[Task goal]
Extract each line from the entries below that has the string "text" in it.

■ ■ ■ ■

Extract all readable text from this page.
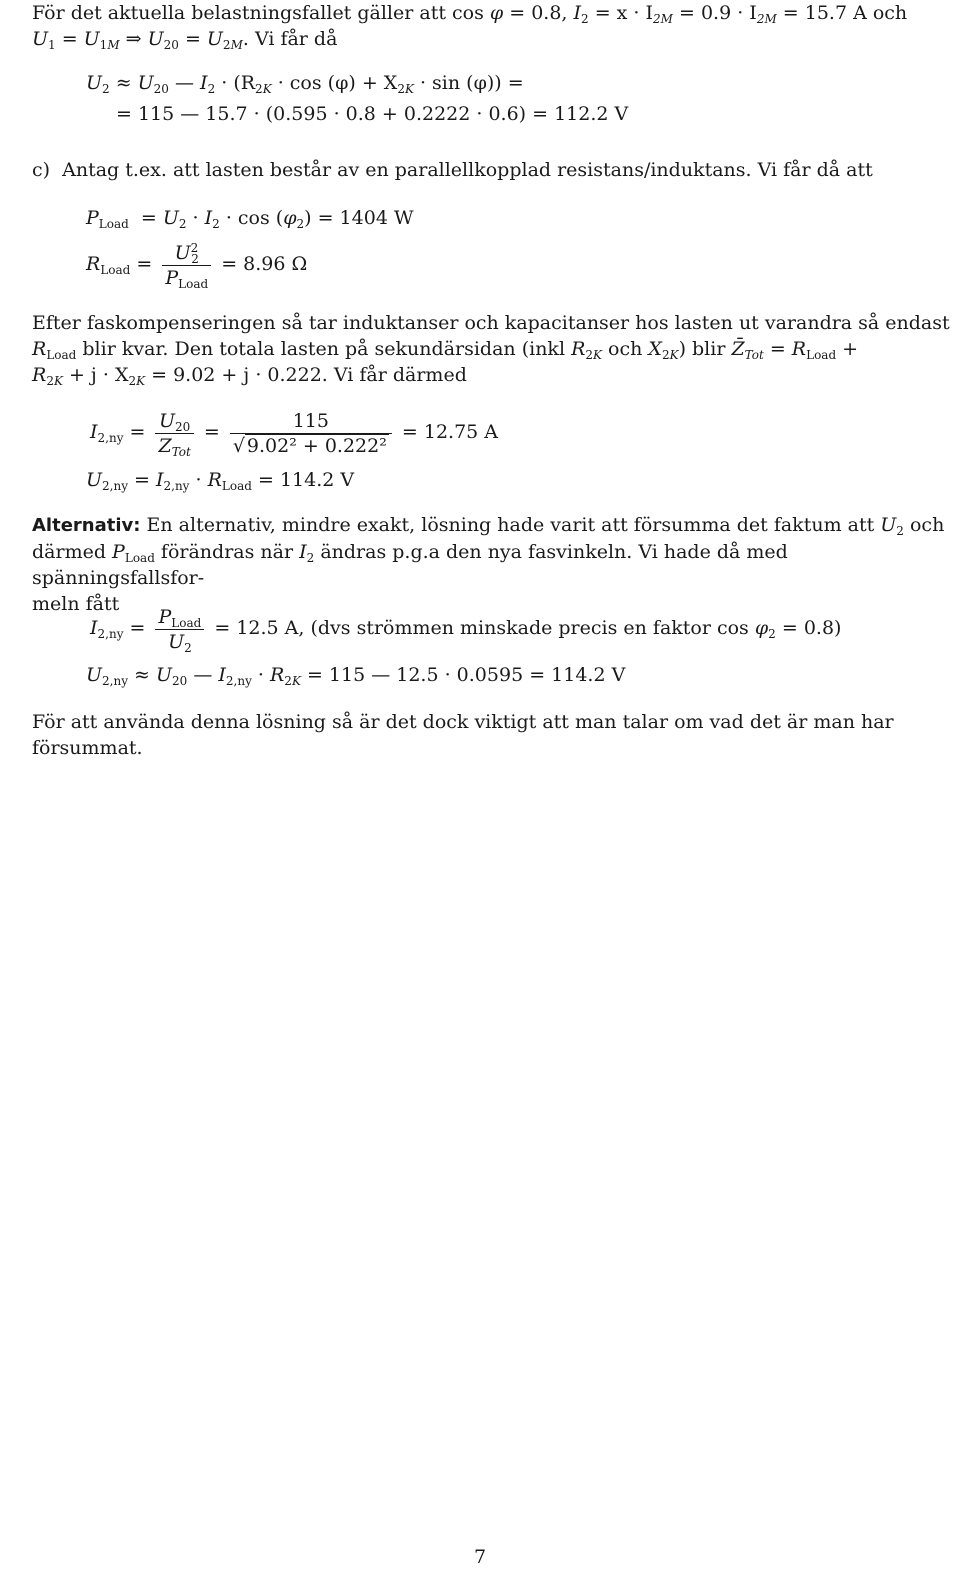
För det aktuella belastningsfallet gäller att cos φ = 0.8, $I_2 = x \cdot I_{2M} = 0.9 \cdot I_{2M} = 15.7$ A och
$U_1 = U_{1M}$ ⇒ $U_{20} = U_{2M}$. Vi får då
$U_2 \approx U_{20}$ — $I_2 \cdot (R_{2K} \cdot \cos (\varphi) + X_{2K} \cdot \sin (\varphi))$ =
= 115 — 15.7 · (0.595 · 0.8 + 0.2222 · 0.6) = 112.2 V
c) Antag t.ex. att lasten består av en parallellkopplad resistans/induktans. Vi får då att
$P_{Load} = U_2 \cdot I_2 \cdot \cos (\varphi_2) = 1404$ W
$R_{Load} = \frac{U^2_2}{P_{Load}} = 8.96$ Ω
Efter faskompenseringen så tar induktanser och kapacitanser hos lasten ut varandra så endast
$R_{Load}$ blir kvar. Den totala lasten på sekundärsidan (inkl $R_{2K}$ och $X_{2K}$) blir $Z̄_{Tot} = R_{Load}$ +
$R_{2K} + j \cdot X_{2K} = 9.02 + j \cdot 0.222$. Vi får därmed
$I_{2,ny} = \frac{U_{20}}{Z_{Tot}} = \frac{115}{\text{√ 9.02² + 0.222²}} = 12.75$ A
$U_{2,ny} = I_{2,ny} \cdot R_{Load} = 114.2$ V
Alternativ: En alternativ, mindre exakt, lösning hade varit att försumma det faktum att $U_2$ och
därmed $P_{Load}$ förändras när $I_2$ ändras p.g.a den nya fasvinkeln. Vi hade då med spänningsfallsfor-
meln fått
$I_{2,ny} = \frac{P_{Load}}{U_2} = 12.5$ A, (dvs strömmen minskade precis en faktor $\cos \varphi_2 = 0.8$)
$U_{2,ny} \approx U_{20}$ — $I_{2,ny} \cdot R_{2K} = 115$ — 12.5 · 0.0595 = 114.2 V
För att använda denna lösning så är det dock viktigt att man talar om vad det är man har försummat.
7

■ ■ ■ ■

[Reply to the task]
Extract all readable text from this page.
$I_{2,ny} = \frac{U_{20}}{Z_{Tot}} = \frac{115}{\text{√ 9.02² + 0.222²}} = 12.75$ A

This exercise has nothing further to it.